[Extracted records]
----------

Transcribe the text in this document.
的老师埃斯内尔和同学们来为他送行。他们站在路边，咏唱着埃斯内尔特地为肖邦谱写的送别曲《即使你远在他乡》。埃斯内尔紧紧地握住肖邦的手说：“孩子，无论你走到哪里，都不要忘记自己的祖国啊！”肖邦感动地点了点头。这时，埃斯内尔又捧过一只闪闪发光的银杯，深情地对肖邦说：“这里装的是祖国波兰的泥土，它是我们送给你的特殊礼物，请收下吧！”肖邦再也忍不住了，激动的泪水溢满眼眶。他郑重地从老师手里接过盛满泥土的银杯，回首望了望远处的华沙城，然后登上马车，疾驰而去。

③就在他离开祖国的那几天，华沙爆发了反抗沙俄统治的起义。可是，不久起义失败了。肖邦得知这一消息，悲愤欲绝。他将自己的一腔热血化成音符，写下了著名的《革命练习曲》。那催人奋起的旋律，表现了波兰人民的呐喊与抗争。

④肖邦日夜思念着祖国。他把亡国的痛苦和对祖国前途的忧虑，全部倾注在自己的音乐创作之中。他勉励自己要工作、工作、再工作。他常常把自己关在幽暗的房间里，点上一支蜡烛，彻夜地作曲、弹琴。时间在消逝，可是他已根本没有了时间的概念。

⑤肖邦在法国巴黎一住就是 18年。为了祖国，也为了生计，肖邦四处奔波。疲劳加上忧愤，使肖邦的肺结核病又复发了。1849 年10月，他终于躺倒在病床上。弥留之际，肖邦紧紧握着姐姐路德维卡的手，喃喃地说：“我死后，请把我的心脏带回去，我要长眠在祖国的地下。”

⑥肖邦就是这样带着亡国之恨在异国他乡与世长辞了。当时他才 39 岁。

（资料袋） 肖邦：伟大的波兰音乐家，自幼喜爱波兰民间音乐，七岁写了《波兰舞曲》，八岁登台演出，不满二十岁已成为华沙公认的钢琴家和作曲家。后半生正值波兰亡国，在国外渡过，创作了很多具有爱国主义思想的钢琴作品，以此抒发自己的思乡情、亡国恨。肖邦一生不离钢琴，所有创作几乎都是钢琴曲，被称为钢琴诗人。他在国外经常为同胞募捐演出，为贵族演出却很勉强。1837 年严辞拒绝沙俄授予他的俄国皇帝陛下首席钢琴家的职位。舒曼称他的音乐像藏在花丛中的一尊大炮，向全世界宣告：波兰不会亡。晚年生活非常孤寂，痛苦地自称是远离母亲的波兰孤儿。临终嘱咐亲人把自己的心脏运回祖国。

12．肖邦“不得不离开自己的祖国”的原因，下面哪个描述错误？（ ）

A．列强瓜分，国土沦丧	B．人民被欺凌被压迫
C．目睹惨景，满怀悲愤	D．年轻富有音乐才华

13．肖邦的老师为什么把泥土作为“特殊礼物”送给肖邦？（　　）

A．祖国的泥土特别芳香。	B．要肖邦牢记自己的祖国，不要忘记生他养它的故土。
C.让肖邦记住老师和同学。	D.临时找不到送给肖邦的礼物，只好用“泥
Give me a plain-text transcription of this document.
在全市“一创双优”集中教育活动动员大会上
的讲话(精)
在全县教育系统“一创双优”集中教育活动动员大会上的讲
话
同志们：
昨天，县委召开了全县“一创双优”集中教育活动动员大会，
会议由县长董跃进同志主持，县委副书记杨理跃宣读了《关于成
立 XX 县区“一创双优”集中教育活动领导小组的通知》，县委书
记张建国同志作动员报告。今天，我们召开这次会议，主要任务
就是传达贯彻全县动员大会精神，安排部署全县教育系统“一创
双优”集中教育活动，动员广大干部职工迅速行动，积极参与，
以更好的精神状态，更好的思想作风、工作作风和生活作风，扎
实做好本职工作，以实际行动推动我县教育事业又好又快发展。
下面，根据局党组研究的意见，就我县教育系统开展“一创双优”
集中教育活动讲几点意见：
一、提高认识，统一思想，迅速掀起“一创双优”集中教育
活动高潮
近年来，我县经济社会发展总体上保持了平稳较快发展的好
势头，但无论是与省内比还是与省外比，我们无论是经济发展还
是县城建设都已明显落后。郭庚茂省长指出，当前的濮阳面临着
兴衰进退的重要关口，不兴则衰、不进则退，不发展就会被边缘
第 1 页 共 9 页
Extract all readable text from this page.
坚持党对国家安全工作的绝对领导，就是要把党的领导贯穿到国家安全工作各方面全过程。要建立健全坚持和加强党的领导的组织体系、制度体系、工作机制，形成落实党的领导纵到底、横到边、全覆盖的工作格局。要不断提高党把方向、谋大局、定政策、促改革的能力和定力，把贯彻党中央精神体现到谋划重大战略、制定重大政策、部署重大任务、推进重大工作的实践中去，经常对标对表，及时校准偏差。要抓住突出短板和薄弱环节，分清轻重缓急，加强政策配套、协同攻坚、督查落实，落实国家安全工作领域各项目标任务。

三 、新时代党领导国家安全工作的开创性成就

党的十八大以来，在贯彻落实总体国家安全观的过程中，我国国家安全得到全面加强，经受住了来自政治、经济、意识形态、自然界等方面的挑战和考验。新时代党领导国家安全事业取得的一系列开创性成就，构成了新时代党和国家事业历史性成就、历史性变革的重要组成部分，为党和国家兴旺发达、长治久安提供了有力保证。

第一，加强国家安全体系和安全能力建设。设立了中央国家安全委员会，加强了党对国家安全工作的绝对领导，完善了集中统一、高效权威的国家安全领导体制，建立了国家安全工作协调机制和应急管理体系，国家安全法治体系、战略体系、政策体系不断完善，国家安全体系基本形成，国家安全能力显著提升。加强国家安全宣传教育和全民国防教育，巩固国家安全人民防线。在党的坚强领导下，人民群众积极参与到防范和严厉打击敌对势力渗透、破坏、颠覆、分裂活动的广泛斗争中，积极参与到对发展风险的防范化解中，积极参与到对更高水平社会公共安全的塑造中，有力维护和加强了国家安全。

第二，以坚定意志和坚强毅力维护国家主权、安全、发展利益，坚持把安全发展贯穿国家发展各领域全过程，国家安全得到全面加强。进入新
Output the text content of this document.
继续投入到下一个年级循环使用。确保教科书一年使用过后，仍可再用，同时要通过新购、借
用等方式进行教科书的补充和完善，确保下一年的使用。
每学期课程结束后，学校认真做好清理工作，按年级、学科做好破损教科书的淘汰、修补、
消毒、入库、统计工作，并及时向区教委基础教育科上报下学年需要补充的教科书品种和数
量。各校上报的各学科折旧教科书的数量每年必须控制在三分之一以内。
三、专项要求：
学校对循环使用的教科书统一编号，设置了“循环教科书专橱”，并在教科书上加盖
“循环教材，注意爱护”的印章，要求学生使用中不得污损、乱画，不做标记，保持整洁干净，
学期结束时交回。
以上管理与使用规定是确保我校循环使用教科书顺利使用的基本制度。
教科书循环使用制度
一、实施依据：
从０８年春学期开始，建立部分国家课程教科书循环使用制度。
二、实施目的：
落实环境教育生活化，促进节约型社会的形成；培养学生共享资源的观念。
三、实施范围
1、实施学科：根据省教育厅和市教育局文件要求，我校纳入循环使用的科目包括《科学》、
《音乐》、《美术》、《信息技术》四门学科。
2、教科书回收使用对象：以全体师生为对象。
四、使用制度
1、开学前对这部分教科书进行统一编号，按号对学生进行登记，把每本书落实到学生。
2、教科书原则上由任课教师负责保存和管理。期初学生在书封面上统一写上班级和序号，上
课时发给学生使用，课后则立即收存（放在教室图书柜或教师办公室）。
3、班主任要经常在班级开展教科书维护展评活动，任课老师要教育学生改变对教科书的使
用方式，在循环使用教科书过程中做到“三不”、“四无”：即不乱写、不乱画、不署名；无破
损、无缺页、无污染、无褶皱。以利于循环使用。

----------

Work out how many lines in the entries hold the string "this". Your answer should consist solely of that number.

4